Nothing in the records may be left out or altered; reproduce them all exactly.

start DATASET ROWS

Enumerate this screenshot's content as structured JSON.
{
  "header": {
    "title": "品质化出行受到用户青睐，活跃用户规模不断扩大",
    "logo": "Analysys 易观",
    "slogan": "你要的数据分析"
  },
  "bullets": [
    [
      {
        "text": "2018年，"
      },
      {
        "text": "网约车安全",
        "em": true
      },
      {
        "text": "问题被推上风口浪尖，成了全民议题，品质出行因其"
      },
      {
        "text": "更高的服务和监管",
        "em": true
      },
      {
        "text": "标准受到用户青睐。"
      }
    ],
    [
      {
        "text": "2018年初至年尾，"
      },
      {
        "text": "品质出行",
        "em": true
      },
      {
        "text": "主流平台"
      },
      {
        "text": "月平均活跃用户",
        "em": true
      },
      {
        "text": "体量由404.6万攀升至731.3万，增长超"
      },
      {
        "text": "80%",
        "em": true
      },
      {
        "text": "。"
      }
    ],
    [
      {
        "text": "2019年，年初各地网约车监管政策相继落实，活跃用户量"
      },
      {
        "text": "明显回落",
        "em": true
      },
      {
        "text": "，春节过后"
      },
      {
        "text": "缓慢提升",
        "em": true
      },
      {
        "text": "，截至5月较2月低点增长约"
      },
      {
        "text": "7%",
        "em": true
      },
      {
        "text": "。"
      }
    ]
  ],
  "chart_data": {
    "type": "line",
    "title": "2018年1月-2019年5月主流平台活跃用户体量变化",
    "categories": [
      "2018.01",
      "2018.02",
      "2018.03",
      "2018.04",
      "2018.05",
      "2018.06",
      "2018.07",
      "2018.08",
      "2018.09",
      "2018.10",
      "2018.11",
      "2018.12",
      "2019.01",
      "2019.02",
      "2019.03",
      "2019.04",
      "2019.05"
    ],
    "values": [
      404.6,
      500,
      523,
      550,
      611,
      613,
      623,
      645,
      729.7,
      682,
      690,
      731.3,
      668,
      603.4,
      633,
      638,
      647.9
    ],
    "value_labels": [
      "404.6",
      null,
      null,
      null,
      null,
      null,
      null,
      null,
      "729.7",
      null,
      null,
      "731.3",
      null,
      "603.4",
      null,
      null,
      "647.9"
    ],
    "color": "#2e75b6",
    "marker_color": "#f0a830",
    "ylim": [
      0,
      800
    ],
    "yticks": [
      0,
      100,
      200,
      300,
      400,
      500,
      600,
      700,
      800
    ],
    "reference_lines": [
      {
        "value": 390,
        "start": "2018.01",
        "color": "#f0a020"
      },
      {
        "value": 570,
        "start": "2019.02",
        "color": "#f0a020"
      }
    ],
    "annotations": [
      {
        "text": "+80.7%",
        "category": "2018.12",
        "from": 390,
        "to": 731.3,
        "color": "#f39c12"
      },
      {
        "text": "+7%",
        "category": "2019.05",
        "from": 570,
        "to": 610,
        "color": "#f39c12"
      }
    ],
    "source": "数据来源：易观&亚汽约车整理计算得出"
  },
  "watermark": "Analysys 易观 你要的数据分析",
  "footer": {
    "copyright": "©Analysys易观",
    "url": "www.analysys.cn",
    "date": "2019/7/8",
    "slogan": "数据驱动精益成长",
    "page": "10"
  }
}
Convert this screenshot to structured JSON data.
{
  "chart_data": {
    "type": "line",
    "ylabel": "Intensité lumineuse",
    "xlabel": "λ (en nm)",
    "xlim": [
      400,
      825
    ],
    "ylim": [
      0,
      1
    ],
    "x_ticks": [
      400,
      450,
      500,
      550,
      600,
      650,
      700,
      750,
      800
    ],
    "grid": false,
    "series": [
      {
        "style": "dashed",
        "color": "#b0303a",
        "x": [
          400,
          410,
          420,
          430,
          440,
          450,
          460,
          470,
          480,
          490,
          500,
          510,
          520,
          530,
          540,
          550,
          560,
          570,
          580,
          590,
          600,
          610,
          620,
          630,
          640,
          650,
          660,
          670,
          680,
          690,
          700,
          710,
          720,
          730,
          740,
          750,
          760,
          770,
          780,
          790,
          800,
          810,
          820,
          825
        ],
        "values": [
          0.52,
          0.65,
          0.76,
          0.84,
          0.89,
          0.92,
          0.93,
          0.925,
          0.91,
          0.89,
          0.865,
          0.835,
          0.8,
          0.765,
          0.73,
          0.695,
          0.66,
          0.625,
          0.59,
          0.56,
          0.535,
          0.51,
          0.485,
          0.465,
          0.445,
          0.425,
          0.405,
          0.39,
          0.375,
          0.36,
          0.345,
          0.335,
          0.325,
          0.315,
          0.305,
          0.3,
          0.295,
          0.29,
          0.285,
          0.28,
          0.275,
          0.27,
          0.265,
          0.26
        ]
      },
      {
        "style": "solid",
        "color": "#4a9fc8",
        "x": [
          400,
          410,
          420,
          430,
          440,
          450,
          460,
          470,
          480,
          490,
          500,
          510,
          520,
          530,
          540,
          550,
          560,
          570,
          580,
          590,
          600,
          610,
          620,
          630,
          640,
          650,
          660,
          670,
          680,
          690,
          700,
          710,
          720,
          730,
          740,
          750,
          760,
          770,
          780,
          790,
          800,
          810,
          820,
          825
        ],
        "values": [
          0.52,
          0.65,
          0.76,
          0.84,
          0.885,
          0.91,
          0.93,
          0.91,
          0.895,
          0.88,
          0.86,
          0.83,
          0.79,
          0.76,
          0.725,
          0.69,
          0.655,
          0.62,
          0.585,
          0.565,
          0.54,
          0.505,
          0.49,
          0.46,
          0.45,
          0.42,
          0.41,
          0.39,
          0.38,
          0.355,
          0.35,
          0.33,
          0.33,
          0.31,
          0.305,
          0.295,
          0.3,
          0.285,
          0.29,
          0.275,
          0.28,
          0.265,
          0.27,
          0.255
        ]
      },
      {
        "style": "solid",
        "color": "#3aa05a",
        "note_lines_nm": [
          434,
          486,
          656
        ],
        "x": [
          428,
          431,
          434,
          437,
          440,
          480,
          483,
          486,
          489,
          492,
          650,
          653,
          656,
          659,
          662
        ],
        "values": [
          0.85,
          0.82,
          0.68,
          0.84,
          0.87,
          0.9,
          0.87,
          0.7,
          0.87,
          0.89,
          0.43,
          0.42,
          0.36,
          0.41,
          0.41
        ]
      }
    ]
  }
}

end DATASET ROWS

THE RESPONSE ▸
Enumerate this screenshot's content as structured JSON.
{
  "header": {
    "title": "品质化出行受到用户青睐，活跃用户规模不断扩大",
    "logo": "Analysys 易观",
    "slogan": "你要的数据分析"
  },
  "bullets": [
    [
      {
        "text": "2018年，"
      },
      {
        "text": "网约车安全",
        "em": true
      },
      {
        "text": "问题被推上风口浪尖，成了全民议题，品质出行因其"
      },
      {
        "text": "更高的服务和监管",
        "em": true
      },
      {
        "text": "标准受到用户青睐。"
      }
    ],
    [
      {
        "text": "2018年初至年尾，"
      },
      {
        "text": "品质出行",
        "em": true
      },
      {
        "text": "主流平台"
      },
      {
        "text": "月平均活跃用户",
        "em": true
      },
      {
        "text": "体量由404.6万攀升至731.3万，增长超"
      },
      {
        "text": "80%",
        "em": true
      },
      {
        "text": "。"
      }
    ],
    [
      {
        "text": "2019年，年初各地网约车监管政策相继落实，活跃用户量"
      },
      {
        "text": "明显回落",
        "em": true
      },
      {
        "text": "，春节过后"
      },
      {
        "text": "缓慢提升",
        "em": true
      },
      {
        "text": "，截至5月较2月低点增长约"
      },
      {
        "text": "7%",
        "em": true
      },
      {
        "text": "。"
      }
    ]
  ],
  "chart_data": {
    "type": "line",
    "title": "2018年1月-2019年5月主流平台活跃用户体量变化",
    "categories": [
      "2018.01",
      "2018.02",
      "2018.03",
      "2018.04",
      "2018.05",
      "2018.06",
      "2018.07",
      "2018.08",
      "2018.09",
      "2018.10",
      "2018.11",
      "2018.12",
      "2019.01",
      "2019.02",
      "2019.03",
      "2019.04",
      "2019.05"
    ],
    "values": [
      404.6,
      500,
      523,
      550,
      611,
      613,
      623,
      645,
      729.7,
      682,
      690,
      731.3,
      668,
      603.4,
      633,
      638,
      647.9
    ],
    "value_labels": [
      "404.6",
      null,
      null,
      null,
      null,
      null,
      null,
      null,
      "729.7",
      null,
      null,
      "731.3",
      null,
      "603.4",
      null,
      null,
      "647.9"
    ],
    "color": "#2e75b6",
    "marker_color": "#f0a830",
    "ylim": [
      0,
      800
    ],
    "yticks": [
      0,
      100,
      200,
      300,
      400,
      500,
      600,
      700,
      800
    ],
    "reference_lines": [
      {
        "value": 390,
        "start": "2018.01",
        "color": "#f0a020"
      },
      {
        "value": 570,
        "start": "2019.02",
        "color": "#f0a020"
      }
    ],
    "annotations": [
      {
        "text": "+80.7%",
        "category": "2018.12",
        "from": 390,
        "to": 731.3,
        "color": "#f39c12"
      },
      {
        "text": "+7%",
        "category": "2019.05",
        "from": 570,
        "to": 610,
        "color": "#f39c12"
      }
    ],
    "source": "数据来源：易观&亚汽约车整理计算得出"
  },
  "watermark": "Analysys 易观 你要的数据分析",
  "footer": {
    "copyright": "©Analysys易观",
    "url": "www.analysys.cn",
    "date": "2019/7/8",
    "slogan": "数据驱动精益成长",
    "page": "10"
  }
}
Convert this screenshot to structured JSON data.
{
  "chart_data": {
    "type": "line",
    "ylabel": "Intensité lumineuse",
    "xlabel": "λ (en nm)",
    "xlim": [
      400,
      825
    ],
    "ylim": [
      0,
      1
    ],
    "x_ticks": [
      400,
      450,
      500,
      550,
      600,
      650,
      700,
      750,
      800
    ],
    "grid": false,
    "series": [
      {
        "style": "dashed",
        "color": "#b0303a",
        "x": [
          400,
          410,
          420,
          430,
          440,
          450,
          460,
          470,
          480,
          490,
          500,
          510,
          520,
          530,
          540,
          550,
          560,
          570,
          580,
          590,
          600,
          610,
          620,
          630,
          640,
          650,
          660,
          670,
          680,
          690,
          700,
          710,
          720,
          730,
          740,
          750,
          760,
          770,
          780,
          790,
          800,
          810,
          820,
          825
        ],
        "values": [
          0.52,
          0.65,
          0.76,
          0.84,
          0.89,
          0.92,
          0.93,
          0.925,
          0.91,
          0.89,
          0.865,
          0.835,
          0.8,
          0.765,
          0.73,
          0.695,
          0.66,
          0.625,
          0.59,
          0.56,
          0.535,
          0.51,
          0.485,
          0.465,
          0.445,
          0.425,
          0.405,
          0.39,
          0.375,
          0.36,
          0.345,
          0.335,
          0.325,
          0.315,
          0.305,
          0.3,
          0.295,
          0.29,
          0.285,
          0.28,
          0.275,
          0.27,
          0.265,
          0.26
        ]
      },
      {
        "style": "solid",
        "color": "#4a9fc8",
        "x": [
          400,
          410,
          420,
          430,
          440,
          450,
          460,
          470,
          480,
          490,
          500,
          510,
          520,
          530,
          540,
          550,
          560,
          570,
          580,
          590,
          600,
          610,
          620,
          630,
          640,
          650,
          660,
          670,
          680,
          690,
          700,
          710,
          720,
          730,
          740,
          750,
          760,
          770,
          780,
          790,
          800,
          810,
          820,
          825
        ],
        "values": [
          0.52,
          0.65,
          0.76,
          0.84,
          0.885,
          0.91,
          0.93,
          0.91,
          0.895,
          0.88,
          0.86,
          0.83,
          0.79,
          0.76,
          0.725,
          0.69,
          0.655,
          0.62,
          0.585,
          0.565,
          0.54,
          0.505,
          0.49,
          0.46,
          0.45,
          0.42,
          0.41,
          0.39,
          0.38,
          0.355,
          0.35,
          0.33,
          0.33,
          0.31,
          0.305,
          0.295,
          0.3,
          0.285,
          0.29,
          0.275,
          0.28,
          0.265,
          0.27,
          0.255
        ]
      },
      {
        "style": "solid",
        "color": "#3aa05a",
        "note_lines_nm": [
          434,
          486,
          656
        ],
        "x": [
          428,
          431,
          434,
          437,
          440,
          480,
          483,
          486,
          489,
          492,
          650,
          653,
          656,
          659,
          662
        ],
        "values": [
          0.85,
          0.82,
          0.68,
          0.84,
          0.87,
          0.9,
          0.87,
          0.7,
          0.87,
          0.89,
          0.43,
          0.42,
          0.36,
          0.41,
          0.41
        ]
      }
    ]
  }
}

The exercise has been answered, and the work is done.